> **Written instruction 1**
Answer these questions from the forum post below.
(a) How many MD5 inverses does the post suppose could be precalculated?
(b) According to the quoted source, how many known bits does the Berlekamp-Massey algorithm need to recover the state of a simple n-bit LFSR?
(c) What range does the post give for all MD5 signatures?
> **Written instruction 2**
Based on the forum post below, say whether each statement is true. Answer yes or no and quote the words from the post that decide it.
(a) The post estimates that about 380 53-bit outputs would be needed to find the internal state of MT.
(b) The post says the 2n bits needed will be consecutive outputs.
(c) The post says 2^64 signatures are needed to find a collision.

> **Text block**
SHA-based subclass for random module

[Jeff Epler]

Since the size of plaintext is only 2^53, can't I just calculate 
all 2^53 md5 values in advance, and invert the output of MD5Random to
get MT outputs, then attack MT just like any LFSR?

A time-space tradeoff could be made between the number of precalculated
hashes and the number of outputs from the MD5Random PRNG needed, too.
A quick search on the internet indicates that about 2n bits are needed
to find the initial state of an n-bit LSFR[1], so something like 40000 bits
would be needed to find the internal state of MT, or 380 53-bit outputs.

So let's say you can precalculate 2^30 MD5 inverses, the chance of any
particular output being in the table is 2^-23.  So you'd need something
like 2^31 outputs from MD5Random().  I'm sure the analysis is also
complicated by the fact that your 2n bits won't be consecutive outputs,
but will be widely separated, but it's likely to remain possible.

2^53 is a big number, but it's well less than the 2^128 range for
all MD5 signatures or the 2^64 signatures needed to find a collision.
2^30 storage and 2^31 calls to random is something many of us could at
work, if not at home.

IANAC,
Jeff
[1] http://www.ciphersbyritter.com/RES/COMBCORR.HTM 
"(The Berlekamp-Massey algorithm will recover the unknown state of a
simple n-bit LFSR, and its feedback polynomial, with just 2n known
bits.)"

> **Data section**
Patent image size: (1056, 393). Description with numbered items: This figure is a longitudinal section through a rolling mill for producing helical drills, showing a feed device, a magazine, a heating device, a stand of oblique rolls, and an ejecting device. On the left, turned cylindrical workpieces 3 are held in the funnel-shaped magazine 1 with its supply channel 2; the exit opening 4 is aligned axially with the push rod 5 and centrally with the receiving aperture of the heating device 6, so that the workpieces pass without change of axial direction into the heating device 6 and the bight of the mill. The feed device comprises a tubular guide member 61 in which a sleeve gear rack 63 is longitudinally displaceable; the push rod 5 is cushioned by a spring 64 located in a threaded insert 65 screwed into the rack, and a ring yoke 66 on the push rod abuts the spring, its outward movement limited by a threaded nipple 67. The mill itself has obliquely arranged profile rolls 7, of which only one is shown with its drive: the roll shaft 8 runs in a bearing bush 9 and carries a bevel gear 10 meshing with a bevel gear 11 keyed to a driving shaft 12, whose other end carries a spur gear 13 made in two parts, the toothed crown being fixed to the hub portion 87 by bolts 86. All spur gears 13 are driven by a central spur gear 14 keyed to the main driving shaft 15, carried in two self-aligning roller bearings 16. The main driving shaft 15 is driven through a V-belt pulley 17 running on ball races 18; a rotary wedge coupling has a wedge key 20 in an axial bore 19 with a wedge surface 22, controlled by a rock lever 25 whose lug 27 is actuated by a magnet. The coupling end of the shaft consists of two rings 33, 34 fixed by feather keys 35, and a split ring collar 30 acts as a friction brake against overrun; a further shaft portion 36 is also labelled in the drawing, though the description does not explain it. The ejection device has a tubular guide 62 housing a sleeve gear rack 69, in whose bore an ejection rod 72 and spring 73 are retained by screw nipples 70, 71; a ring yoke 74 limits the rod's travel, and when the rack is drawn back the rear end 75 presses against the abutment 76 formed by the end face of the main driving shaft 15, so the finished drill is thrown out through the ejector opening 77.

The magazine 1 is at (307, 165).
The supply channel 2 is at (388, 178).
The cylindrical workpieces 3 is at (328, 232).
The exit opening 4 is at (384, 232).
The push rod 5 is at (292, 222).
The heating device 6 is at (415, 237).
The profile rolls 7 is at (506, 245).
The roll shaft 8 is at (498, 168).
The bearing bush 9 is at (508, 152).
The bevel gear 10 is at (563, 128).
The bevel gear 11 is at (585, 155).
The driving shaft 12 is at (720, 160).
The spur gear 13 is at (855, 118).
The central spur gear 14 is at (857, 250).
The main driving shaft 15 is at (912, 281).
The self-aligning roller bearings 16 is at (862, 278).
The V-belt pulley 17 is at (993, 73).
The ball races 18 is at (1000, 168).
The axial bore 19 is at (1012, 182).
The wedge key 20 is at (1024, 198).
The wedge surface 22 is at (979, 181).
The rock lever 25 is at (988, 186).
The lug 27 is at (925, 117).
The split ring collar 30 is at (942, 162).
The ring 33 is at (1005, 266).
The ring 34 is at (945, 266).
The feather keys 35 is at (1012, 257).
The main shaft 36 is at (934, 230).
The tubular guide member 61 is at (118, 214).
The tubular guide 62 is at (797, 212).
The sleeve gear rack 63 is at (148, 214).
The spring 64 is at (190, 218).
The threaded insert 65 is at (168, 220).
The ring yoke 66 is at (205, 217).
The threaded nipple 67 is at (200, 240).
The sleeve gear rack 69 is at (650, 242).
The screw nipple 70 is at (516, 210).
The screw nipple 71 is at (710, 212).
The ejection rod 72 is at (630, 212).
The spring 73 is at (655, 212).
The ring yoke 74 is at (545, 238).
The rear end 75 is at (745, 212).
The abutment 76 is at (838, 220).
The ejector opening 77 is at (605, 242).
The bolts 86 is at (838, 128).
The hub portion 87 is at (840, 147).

> **Task answer 1**
(a) 2^30
(b) 2n
(c) 2^128

> **Task answer 2**
(a) Yes: "or 380 53-bit outputs."
(b) No: "your 2n bits won't be consecutive outputs, but will be widely separated"
(c) Yes: "the 2^64 signatures needed to find a collision."